**Short problem:** Reproduce each record exactly.

**Information given:**

== == ==

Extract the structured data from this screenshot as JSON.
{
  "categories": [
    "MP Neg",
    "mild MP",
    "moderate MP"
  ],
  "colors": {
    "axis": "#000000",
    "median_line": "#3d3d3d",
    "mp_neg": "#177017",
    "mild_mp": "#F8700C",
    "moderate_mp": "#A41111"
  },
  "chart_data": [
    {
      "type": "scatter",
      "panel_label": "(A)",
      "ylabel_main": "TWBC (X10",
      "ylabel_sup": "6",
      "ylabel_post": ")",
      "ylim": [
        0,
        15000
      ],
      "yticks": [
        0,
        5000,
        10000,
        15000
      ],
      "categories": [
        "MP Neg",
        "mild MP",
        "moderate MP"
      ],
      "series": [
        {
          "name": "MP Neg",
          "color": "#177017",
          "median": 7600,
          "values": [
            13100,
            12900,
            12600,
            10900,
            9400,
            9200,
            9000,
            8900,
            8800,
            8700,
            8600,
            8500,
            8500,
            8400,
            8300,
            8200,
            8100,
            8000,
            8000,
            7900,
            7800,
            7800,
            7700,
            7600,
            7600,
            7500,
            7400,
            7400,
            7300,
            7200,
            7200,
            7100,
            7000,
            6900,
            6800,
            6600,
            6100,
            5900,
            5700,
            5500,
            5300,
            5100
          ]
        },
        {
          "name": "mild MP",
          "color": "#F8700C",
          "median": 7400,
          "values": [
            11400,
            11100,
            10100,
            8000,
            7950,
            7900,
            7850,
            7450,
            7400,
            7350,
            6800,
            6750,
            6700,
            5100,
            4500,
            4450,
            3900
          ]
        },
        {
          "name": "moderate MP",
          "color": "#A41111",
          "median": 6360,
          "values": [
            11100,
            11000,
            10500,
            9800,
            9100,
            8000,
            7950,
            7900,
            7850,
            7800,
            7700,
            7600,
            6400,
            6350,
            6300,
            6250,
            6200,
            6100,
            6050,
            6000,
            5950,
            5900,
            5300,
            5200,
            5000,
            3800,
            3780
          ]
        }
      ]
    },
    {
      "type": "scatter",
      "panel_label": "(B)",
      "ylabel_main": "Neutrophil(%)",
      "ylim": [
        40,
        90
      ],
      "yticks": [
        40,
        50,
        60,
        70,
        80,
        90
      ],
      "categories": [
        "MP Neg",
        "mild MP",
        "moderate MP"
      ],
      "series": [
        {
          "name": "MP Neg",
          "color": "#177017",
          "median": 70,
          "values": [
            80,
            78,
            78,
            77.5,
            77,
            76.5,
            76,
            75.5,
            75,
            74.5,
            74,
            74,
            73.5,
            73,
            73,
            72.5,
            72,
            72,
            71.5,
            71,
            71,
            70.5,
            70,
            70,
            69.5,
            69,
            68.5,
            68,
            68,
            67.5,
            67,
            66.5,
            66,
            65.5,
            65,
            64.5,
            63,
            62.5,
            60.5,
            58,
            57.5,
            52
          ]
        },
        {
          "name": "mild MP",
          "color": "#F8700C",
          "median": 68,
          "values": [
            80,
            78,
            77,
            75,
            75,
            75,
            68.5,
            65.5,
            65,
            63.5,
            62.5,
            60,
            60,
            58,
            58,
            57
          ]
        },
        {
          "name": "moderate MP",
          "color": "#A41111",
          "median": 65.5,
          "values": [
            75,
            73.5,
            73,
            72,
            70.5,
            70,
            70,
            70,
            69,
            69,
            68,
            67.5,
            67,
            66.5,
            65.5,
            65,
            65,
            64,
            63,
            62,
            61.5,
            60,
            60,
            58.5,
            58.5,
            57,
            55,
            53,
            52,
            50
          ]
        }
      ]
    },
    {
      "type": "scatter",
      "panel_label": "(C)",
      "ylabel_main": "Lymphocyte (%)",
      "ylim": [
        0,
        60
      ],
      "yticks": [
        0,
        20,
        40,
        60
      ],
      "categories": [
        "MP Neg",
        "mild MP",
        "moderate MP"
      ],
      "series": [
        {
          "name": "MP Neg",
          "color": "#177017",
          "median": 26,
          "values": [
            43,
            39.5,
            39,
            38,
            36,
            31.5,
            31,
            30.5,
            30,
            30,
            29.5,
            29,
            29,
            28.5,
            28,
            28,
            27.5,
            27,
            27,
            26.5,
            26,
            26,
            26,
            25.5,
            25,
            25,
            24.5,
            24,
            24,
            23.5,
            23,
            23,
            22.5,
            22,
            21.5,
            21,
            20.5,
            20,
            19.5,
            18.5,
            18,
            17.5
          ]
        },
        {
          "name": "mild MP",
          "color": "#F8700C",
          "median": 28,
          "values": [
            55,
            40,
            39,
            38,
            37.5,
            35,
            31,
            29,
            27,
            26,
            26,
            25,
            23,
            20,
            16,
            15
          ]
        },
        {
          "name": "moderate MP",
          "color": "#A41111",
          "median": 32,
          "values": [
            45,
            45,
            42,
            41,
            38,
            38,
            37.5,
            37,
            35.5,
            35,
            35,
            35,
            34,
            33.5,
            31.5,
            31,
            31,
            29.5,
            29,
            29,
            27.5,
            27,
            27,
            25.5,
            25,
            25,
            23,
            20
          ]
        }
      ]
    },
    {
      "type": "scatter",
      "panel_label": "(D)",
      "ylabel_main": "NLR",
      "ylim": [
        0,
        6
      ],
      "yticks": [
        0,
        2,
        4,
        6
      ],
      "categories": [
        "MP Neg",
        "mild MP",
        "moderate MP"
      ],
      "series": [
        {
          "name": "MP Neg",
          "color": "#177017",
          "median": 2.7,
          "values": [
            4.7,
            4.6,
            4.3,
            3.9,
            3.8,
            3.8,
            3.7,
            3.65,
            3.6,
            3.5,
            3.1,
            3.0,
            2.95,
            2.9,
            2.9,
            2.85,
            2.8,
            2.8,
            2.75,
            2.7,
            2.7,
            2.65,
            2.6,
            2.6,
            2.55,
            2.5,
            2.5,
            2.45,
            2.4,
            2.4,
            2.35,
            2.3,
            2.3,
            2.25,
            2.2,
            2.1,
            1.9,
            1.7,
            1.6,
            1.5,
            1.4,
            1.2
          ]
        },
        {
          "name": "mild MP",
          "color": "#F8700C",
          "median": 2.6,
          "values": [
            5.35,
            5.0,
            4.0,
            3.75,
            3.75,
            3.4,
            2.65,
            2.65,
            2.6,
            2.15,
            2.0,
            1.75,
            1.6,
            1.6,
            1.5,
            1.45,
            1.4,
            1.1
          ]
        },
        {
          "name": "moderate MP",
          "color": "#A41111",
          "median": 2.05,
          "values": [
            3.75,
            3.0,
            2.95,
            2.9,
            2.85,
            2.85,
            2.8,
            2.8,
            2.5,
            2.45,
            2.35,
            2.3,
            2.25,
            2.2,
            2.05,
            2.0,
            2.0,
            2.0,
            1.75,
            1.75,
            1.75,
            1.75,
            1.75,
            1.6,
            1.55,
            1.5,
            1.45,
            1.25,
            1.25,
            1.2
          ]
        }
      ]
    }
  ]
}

== == ==

**Correct output:**
Extract the structured data from this screenshot as JSON.
{
  "categories": [
    "MP Neg",
    "mild MP",
    "moderate MP"
  ],
  "colors": {
    "axis": "#000000",
    "median_line": "#3d3d3d",
    "mp_neg": "#177017",
    "mild_mp": "#F8700C",
    "moderate_mp": "#A41111"
  },
  "chart_data": [
    {
      "type": "scatter",
      "panel_label": "(A)",
      "ylabel_main": "TWBC (X10",
      "ylabel_sup": "6",
      "ylabel_post": ")",
      "ylim": [
        0,
        15000
      ],
      "yticks": [
        0,
        5000,
        10000,
        15000
      ],
      "categories": [
        "MP Neg",
        "mild MP",
        "moderate MP"
      ],
      "series": [
        {
          "name": "MP Neg",
          "color": "#177017",
          "median": 7600,
          "values": [
            13100,
            12900,
            12600,
            10900,
            9400,
            9200,
            9000,
            8900,
            8800,
            8700,
            8600,
            8500,
            8500,
            8400,
            8300,
            8200,
            8100,
            8000,
            8000,
            7900,
            7800,
            7800,
            7700,
            7600,
            7600,
            7500,
            7400,
            7400,
            7300,
            7200,
            7200,
            7100,
            7000,
            6900,
            6800,
            6600,
            6100,
            5900,
            5700,
            5500,
            5300,
            5100
          ]
        },
        {
          "name": "mild MP",
          "color": "#F8700C",
          "median": 7400,
          "values": [
            11400,
            11100,
            10100,
            8000,
            7950,
            7900,
            7850,
            7450,
            7400,
            7350,
            6800,
            6750,
            6700,
            5100,
            4500,
            4450,
            3900
          ]
        },
        {
          "name": "moderate MP",
          "color": "#A41111",
          "median": 6360,
          "values": [
            11100,
            11000,
            10500,
            9800,
            9100,
            8000,
            7950,
            7900,
            7850,
            7800,
            7700,
            7600,
            6400,
            6350,
            6300,
            6250,
            6200,
            6100,
            6050,
            6000,
            5950,
            5900,
            5300,
            5200,
            5000,
            3800,
            3780
          ]
        }
      ]
    },
    {
      "type": "scatter",
      "panel_label": "(B)",
      "ylabel_main": "Neutrophil(%)",
      "ylim": [
        40,
        90
      ],
      "yticks": [
        40,
        50,
        60,
        70,
        80,
        90
      ],
      "categories": [
        "MP Neg",
        "mild MP",
        "moderate MP"
      ],
      "series": [
        {
          "name": "MP Neg",
          "color": "#177017",
          "median": 70,
          "values": [
            80,
            78,
            78,
            77.5,
            77,
            76.5,
            76,
            75.5,
            75,
            74.5,
            74,
            74,
            73.5,
            73,
            73,
            72.5,
            72,
            72,
            71.5,
            71,
            71,
            70.5,
            70,
            70,
            69.5,
            69,
            68.5,
            68,
            68,
            67.5,
            67,
            66.5,
            66,
            65.5,
            65,
            64.5,
            63,
            62.5,
            60.5,
            58,
            57.5,
            52
          ]
        },
        {
          "name": "mild MP",
          "color": "#F8700C",
          "median": 68,
          "values": [
            80,
            78,
            77,
            75,
            75,
            75,
            68.5,
            65.5,
            65,
            63.5,
            62.5,
            60,
            60,
            58,
            58,
            57
          ]
        },
        {
          "name": "moderate MP",
          "color": "#A41111",
          "median": 65.5,
          "values": [
            75,
            73.5,
            73,
            72,
            70.5,
            70,
            70,
            70,
            69,
            69,
            68,
            67.5,
            67,
            66.5,
            65.5,
            65,
            65,
            64,
            63,
            62,
            61.5,
            60,
            60,
            58.5,
            58.5,
            57,
            55,
            53,
            52,
            50
          ]
        }
      ]
    },
    {
      "type": "scatter",
      "panel_label": "(C)",
      "ylabel_main": "Lymphocyte (%)",
      "ylim": [
        0,
        60
      ],
      "yticks": [
        0,
        20,
        40,
        60
      ],
      "categories": [
        "MP Neg",
        "mild MP",
        "moderate MP"
      ],
      "series": [
        {
          "name": "MP Neg",
          "color": "#177017",
          "median": 26,
          "values": [
            43,
            39.5,
            39,
            38,
            36,
            31.5,
            31,
            30.5,
            30,
            30,
            29.5,
            29,
            29,
            28.5,
            28,
            28,
            27.5,
            27,
            27,
            26.5,
            26,
            26,
            26,
            25.5,
            25,
            25,
            24.5,
            24,
            24,
            23.5,
            23,
            23,
            22.5,
            22,
            21.5,
            21,
            20.5,
            20,
            19.5,
            18.5,
            18,
            17.5
          ]
        },
        {
          "name": "mild MP",
          "color": "#F8700C",
          "median": 28,
          "values": [
            55,
            40,
            39,
            38,
            37.5,
            35,
            31,
            29,
            27,
            26,
            26,
            25,
            23,
            20,
            16,
            15
          ]
        },
        {
          "name": "moderate MP",
          "color": "#A41111",
          "median": 32,
          "values": [
            45,
            45,
            42,
            41,
            38,
            38,
            37.5,
            37,
            35.5,
            35,
            35,
            35,
            34,
            33.5,
            31.5,
            31,
            31,
            29.5,
            29,
            29,
            27.5,
            27,
            27,
            25.5,
            25,
            25,
            23,
            20
          ]
        }
      ]
    },
    {
      "type": "scatter",
      "panel_label": "(D)",
      "ylabel_main": "NLR",
      "ylim": [
        0,
        6
      ],
      "yticks": [
        0,
        2,
        4,
        6
      ],
      "categories": [
        "MP Neg",
        "mild MP",
        "moderate MP"
      ],
      "series": [
        {
          "name": "MP Neg",
          "color": "#177017",
          "median": 2.7,
          "values": [
            4.7,
            4.6,
            4.3,
            3.9,
            3.8,
            3.8,
            3.7,
            3.65,
            3.6,
            3.5,
            3.1,
            3.0,
            2.95,
            2.9,
            2.9,
            2.85,
            2.8,
            2.8,
            2.75,
            2.7,
            2.7,
            2.65,
            2.6,
            2.6,
            2.55,
            2.5,
            2.5,
            2.45,
            2.4,
            2.4,
            2.35,
            2.3,
            2.3,
            2.25,
            2.2,
            2.1,
            1.9,
            1.7,
            1.6,
            1.5,
            1.4,
            1.2
          ]
        },
        {
          "name": "mild MP",
          "color": "#F8700C",
          "median": 2.6,
          "values": [
            5.35,
            5.0,
            4.0,
            3.75,
            3.75,
            3.4,
            2.65,
            2.65,
            2.6,
            2.15,
            2.0,
            1.75,
            1.6,
            1.6,
            1.5,
            1.45,
            1.4,
            1.1
          ]
        },
        {
          "name": "moderate MP",
          "color": "#A41111",
          "median": 2.05,
          "values": [
            3.75,
            3.0,
            2.95,
            2.9,
            2.85,
            2.85,
            2.8,
            2.8,
            2.5,
            2.45,
            2.35,
            2.3,
            2.25,
            2.2,
            2.05,
            2.0,
            2.0,
            2.0,
            1.75,
            1.75,
            1.75,
            1.75,
            1.75,
            1.6,
            1.55,
            1.5,
            1.45,
            1.25,
            1.25,
            1.2
          ]
        }
      ]
    }
  ]
}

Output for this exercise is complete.